───── INFORMATION GIVEN ─────

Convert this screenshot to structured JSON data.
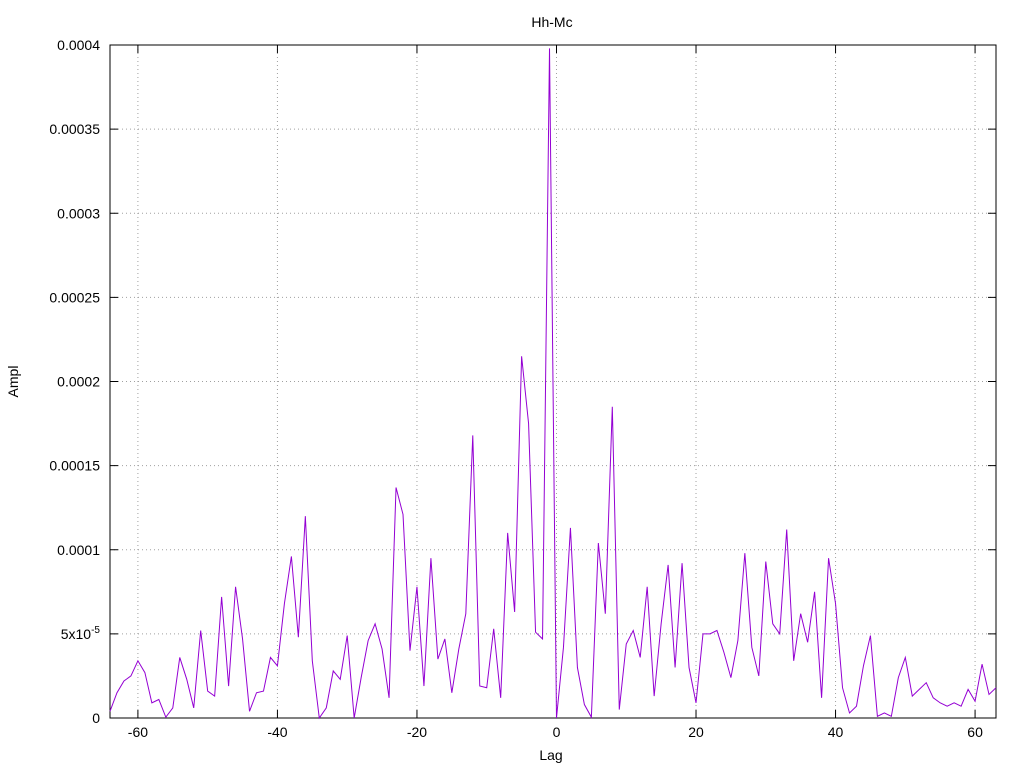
{
  "chart_data": {
    "type": "line",
    "title": "Hh-Mc",
    "xlabel": "Lag",
    "ylabel": "Ampl",
    "xlim": [
      -64,
      63
    ],
    "ylim": [
      0,
      0.0004
    ],
    "grid": true,
    "x_ticks": [
      -60,
      -40,
      -20,
      0,
      20,
      40,
      60
    ],
    "x_tick_labels": [
      "-60",
      "-40",
      "-20",
      "0",
      "20",
      "40",
      "60"
    ],
    "y_ticks": [
      0,
      5e-05,
      0.0001,
      0.00015,
      0.0002,
      0.00025,
      0.0003,
      0.00035,
      0.0004
    ],
    "y_tick_labels": [
      "0",
      "5x10-5",
      "0.0001",
      "0.00015",
      "0.0002",
      "0.00025",
      "0.0003",
      "0.00035",
      "0.0004"
    ],
    "series": [
      {
        "color": "#9400d3",
        "x": [
          -64,
          -63,
          -62,
          -61,
          -60,
          -59,
          -58,
          -57,
          -56,
          -55,
          -54,
          -53,
          -52,
          -51,
          -50,
          -49,
          -48,
          -47,
          -46,
          -45,
          -44,
          -43,
          -42,
          -41,
          -40,
          -39,
          -38,
          -37,
          -36,
          -35,
          -34,
          -33,
          -32,
          -31,
          -30,
          -29,
          -28,
          -27,
          -26,
          -25,
          -24,
          -23,
          -22,
          -21,
          -20,
          -19,
          -18,
          -17,
          -16,
          -15,
          -14,
          -13,
          -12,
          -11,
          -10,
          -9,
          -8,
          -7,
          -6,
          -5,
          -4,
          -3,
          -2,
          -1,
          0,
          1,
          2,
          3,
          4,
          5,
          6,
          7,
          8,
          9,
          10,
          11,
          12,
          13,
          14,
          15,
          16,
          17,
          18,
          19,
          20,
          21,
          22,
          23,
          24,
          25,
          26,
          27,
          28,
          29,
          30,
          31,
          32,
          33,
          34,
          35,
          36,
          37,
          38,
          39,
          40,
          41,
          42,
          43,
          44,
          45,
          46,
          47,
          48,
          49,
          50,
          51,
          52,
          53,
          54,
          55,
          56,
          57,
          58,
          59,
          60,
          61,
          62,
          63
        ],
        "values": [
          4e-06,
          1.5e-05,
          2.2e-05,
          2.5e-05,
          3.4e-05,
          2.7e-05,
          9e-06,
          1.1e-05,
          5e-07,
          6e-06,
          3.6e-05,
          2.3e-05,
          6e-06,
          5.2e-05,
          1.6e-05,
          1.3e-05,
          7.2e-05,
          1.9e-05,
          7.8e-05,
          4.7e-05,
          4e-06,
          1.5e-05,
          1.6e-05,
          3.6e-05,
          3.1e-05,
          6.8e-05,
          9.6e-05,
          4.8e-05,
          0.00012,
          3.4e-05,
          0.0,
          6e-06,
          2.8e-05,
          2.3e-05,
          4.9e-05,
          0.0,
          2.4e-05,
          4.6e-05,
          5.6e-05,
          4.1e-05,
          1.2e-05,
          0.000137,
          0.000121,
          4e-05,
          7.8e-05,
          1.9e-05,
          9.5e-05,
          3.5e-05,
          4.7e-05,
          1.5e-05,
          4.1e-05,
          6.2e-05,
          0.000168,
          1.9e-05,
          1.8e-05,
          5.3e-05,
          1.2e-05,
          0.00011,
          6.3e-05,
          0.000215,
          0.000175,
          5.1e-05,
          4.7e-05,
          0.000398,
          0.0,
          4.2e-05,
          0.000113,
          3e-05,
          8e-06,
          5e-07,
          0.000104,
          6.2e-05,
          0.000185,
          5e-06,
          4.4e-05,
          5.2e-05,
          3.6e-05,
          7.8e-05,
          1.3e-05,
          5.6e-05,
          9.1e-05,
          3e-05,
          9.2e-05,
          3e-05,
          9e-06,
          5e-05,
          5e-05,
          5.2e-05,
          3.9e-05,
          2.4e-05,
          4.6e-05,
          9.8e-05,
          4.2e-05,
          2.5e-05,
          9.3e-05,
          5.6e-05,
          5e-05,
          0.000112,
          3.4e-05,
          6.2e-05,
          4.5e-05,
          7.5e-05,
          1.2e-05,
          9.5e-05,
          6.8e-05,
          1.8e-05,
          3e-06,
          7e-06,
          3.1e-05,
          4.9e-05,
          1e-06,
          3e-06,
          1e-06,
          2.4e-05,
          3.6e-05,
          1.3e-05,
          1.7e-05,
          2.1e-05,
          1.2e-05,
          9e-06,
          7e-06,
          9e-06,
          7e-06,
          1.7e-05,
          1e-05,
          3.2e-05,
          1.4e-05,
          1.8e-05
        ]
      }
    ]
  }
}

─────

Make an exact copy of every entry above, minus the images.

*TASK OUTPUT*.
Convert this screenshot to structured JSON data.
{
  "chart_data": {
    "type": "line",
    "title": "Hh-Mc",
    "xlabel": "Lag",
    "ylabel": "Ampl",
    "xlim": [
      -64,
      63
    ],
    "ylim": [
      0,
      0.0004
    ],
    "grid": true,
    "x_ticks": [
      -60,
      -40,
      -20,
      0,
      20,
      40,
      60
    ],
    "x_tick_labels": [
      "-60",
      "-40",
      "-20",
      "0",
      "20",
      "40",
      "60"
    ],
    "y_ticks": [
      0,
      5e-05,
      0.0001,
      0.00015,
      0.0002,
      0.00025,
      0.0003,
      0.00035,
      0.0004
    ],
    "y_tick_labels": [
      "0",
      "5x10-5",
      "0.0001",
      "0.00015",
      "0.0002",
      "0.00025",
      "0.0003",
      "0.00035",
      "0.0004"
    ],
    "series": [
      {
        "color": "#9400d3",
        "x": [
          -64,
          -63,
          -62,
          -61,
          -60,
          -59,
          -58,
          -57,
          -56,
          -55,
          -54,
          -53,
          -52,
          -51,
          -50,
          -49,
          -48,
          -47,
          -46,
          -45,
          -44,
          -43,
          -42,
          -41,
          -40,
          -39,
          -38,
          -37,
          -36,
          -35,
          -34,
          -33,
          -32,
          -31,
          -30,
          -29,
          -28,
          -27,
          -26,
          -25,
          -24,
          -23,
          -22,
          -21,
          -20,
          -19,
          -18,
          -17,
          -16,
          -15,
          -14,
          -13,
          -12,
          -11,
          -10,
          -9,
          -8,
          -7,
          -6,
          -5,
          -4,
          -3,
          -2,
          -1,
          0,
          1,
          2,
          3,
          4,
          5,
          6,
          7,
          8,
          9,
          10,
          11,
          12,
          13,
          14,
          15,
          16,
          17,
          18,
          19,
          20,
          21,
          22,
          23,
          24,
          25,
          26,
          27,
          28,
          29,
          30,
          31,
          32,
          33,
          34,
          35,
          36,
          37,
          38,
          39,
          40,
          41,
          42,
          43,
          44,
          45,
          46,
          47,
          48,
          49,
          50,
          51,
          52,
          53,
          54,
          55,
          56,
          57,
          58,
          59,
          60,
          61,
          62,
          63
        ],
        "values": [
          4e-06,
          1.5e-05,
          2.2e-05,
          2.5e-05,
          3.4e-05,
          2.7e-05,
          9e-06,
          1.1e-05,
          5e-07,
          6e-06,
          3.6e-05,
          2.3e-05,
          6e-06,
          5.2e-05,
          1.6e-05,
          1.3e-05,
          7.2e-05,
          1.9e-05,
          7.8e-05,
          4.7e-05,
          4e-06,
          1.5e-05,
          1.6e-05,
          3.6e-05,
          3.1e-05,
          6.8e-05,
          9.6e-05,
          4.8e-05,
          0.00012,
          3.4e-05,
          0.0,
          6e-06,
          2.8e-05,
          2.3e-05,
          4.9e-05,
          0.0,
          2.4e-05,
          4.6e-05,
          5.6e-05,
          4.1e-05,
          1.2e-05,
          0.000137,
          0.000121,
          4e-05,
          7.8e-05,
          1.9e-05,
          9.5e-05,
          3.5e-05,
          4.7e-05,
          1.5e-05,
          4.1e-05,
          6.2e-05,
          0.000168,
          1.9e-05,
          1.8e-05,
          5.3e-05,
          1.2e-05,
          0.00011,
          6.3e-05,
          0.000215,
          0.000175,
          5.1e-05,
          4.7e-05,
          0.000398,
          0.0,
          4.2e-05,
          0.000113,
          3e-05,
          8e-06,
          5e-07,
          0.000104,
          6.2e-05,
          0.000185,
          5e-06,
          4.4e-05,
          5.2e-05,
          3.6e-05,
          7.8e-05,
          1.3e-05,
          5.6e-05,
          9.1e-05,
          3e-05,
          9.2e-05,
          3e-05,
          9e-06,
          5e-05,
          5e-05,
          5.2e-05,
          3.9e-05,
          2.4e-05,
          4.6e-05,
          9.8e-05,
          4.2e-05,
          2.5e-05,
          9.3e-05,
          5.6e-05,
          5e-05,
          0.000112,
          3.4e-05,
          6.2e-05,
          4.5e-05,
          7.5e-05,
          1.2e-05,
          9.5e-05,
          6.8e-05,
          1.8e-05,
          3e-06,
          7e-06,
          3.1e-05,
          4.9e-05,
          1e-06,
          3e-06,
          1e-06,
          2.4e-05,
          3.6e-05,
          1.3e-05,
          1.7e-05,
          2.1e-05,
          1.2e-05,
          9e-06,
          7e-06,
          9e-06,
          7e-06,
          1.7e-05,
          1e-05,
          3.2e-05,
          1.4e-05,
          1.8e-05
        ]
      }
    ]
  }
}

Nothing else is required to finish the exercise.